Given request ▸
Every line that contains the word "into" should be copied out.

(Items from a figure collection)
<<<<

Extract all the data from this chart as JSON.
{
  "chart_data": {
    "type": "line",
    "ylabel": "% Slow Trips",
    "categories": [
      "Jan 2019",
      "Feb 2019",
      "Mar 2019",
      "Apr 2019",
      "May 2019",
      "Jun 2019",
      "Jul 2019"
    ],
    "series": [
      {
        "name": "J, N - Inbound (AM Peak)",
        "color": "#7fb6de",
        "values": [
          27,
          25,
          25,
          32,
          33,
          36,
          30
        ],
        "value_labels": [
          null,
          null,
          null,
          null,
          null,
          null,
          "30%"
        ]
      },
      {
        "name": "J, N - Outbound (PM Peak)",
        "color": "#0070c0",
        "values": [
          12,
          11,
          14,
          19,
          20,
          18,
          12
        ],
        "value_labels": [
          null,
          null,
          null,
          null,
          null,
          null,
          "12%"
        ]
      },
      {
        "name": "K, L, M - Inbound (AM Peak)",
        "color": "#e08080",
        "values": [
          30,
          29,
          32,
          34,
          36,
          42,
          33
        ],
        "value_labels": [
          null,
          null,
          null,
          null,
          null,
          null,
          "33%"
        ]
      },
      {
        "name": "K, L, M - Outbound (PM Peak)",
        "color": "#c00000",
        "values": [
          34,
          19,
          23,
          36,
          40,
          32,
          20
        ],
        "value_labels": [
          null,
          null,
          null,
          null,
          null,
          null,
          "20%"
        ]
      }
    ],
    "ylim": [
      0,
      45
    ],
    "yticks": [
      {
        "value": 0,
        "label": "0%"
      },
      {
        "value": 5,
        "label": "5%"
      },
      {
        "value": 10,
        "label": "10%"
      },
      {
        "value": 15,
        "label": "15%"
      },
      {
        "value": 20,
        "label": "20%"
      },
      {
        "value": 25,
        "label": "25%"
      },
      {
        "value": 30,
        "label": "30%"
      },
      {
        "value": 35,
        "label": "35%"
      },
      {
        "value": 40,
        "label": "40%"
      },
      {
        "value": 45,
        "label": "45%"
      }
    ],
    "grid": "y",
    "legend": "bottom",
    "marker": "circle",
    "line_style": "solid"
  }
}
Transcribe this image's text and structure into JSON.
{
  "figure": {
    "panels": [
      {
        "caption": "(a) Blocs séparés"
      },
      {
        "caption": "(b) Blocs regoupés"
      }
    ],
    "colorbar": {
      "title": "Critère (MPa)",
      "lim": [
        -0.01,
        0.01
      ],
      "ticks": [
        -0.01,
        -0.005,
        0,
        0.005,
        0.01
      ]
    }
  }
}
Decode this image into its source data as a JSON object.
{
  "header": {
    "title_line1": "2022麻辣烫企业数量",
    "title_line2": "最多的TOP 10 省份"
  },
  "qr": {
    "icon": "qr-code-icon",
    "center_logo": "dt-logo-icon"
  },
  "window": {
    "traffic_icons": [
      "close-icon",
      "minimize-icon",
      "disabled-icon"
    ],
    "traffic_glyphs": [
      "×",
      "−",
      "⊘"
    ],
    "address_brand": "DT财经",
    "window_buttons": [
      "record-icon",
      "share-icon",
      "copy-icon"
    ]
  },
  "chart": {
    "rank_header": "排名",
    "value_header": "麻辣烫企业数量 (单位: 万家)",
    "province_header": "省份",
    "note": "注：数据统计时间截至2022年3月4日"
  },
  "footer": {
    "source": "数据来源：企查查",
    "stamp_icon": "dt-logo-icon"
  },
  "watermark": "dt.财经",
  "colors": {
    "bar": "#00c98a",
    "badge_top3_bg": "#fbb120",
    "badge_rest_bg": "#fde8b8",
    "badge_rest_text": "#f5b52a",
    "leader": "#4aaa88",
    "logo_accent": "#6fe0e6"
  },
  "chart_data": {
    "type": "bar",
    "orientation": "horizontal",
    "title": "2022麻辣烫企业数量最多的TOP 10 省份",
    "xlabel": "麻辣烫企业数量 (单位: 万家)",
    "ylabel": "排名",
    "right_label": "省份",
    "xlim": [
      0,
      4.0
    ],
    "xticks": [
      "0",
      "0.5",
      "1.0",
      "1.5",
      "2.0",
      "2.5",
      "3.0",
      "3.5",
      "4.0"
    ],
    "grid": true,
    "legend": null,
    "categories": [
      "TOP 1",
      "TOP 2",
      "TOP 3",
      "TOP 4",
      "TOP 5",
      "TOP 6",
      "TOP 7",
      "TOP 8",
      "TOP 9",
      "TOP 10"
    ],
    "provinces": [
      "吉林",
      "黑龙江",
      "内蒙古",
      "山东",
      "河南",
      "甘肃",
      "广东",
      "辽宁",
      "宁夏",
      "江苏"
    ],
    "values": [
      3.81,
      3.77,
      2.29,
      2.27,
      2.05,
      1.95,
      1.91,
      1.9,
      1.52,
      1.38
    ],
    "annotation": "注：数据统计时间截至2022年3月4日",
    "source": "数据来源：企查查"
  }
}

>>>>

Exercise answer ▸
Transcribe this image's text and structure into JSON.
Decode this image into its source data as a JSON object.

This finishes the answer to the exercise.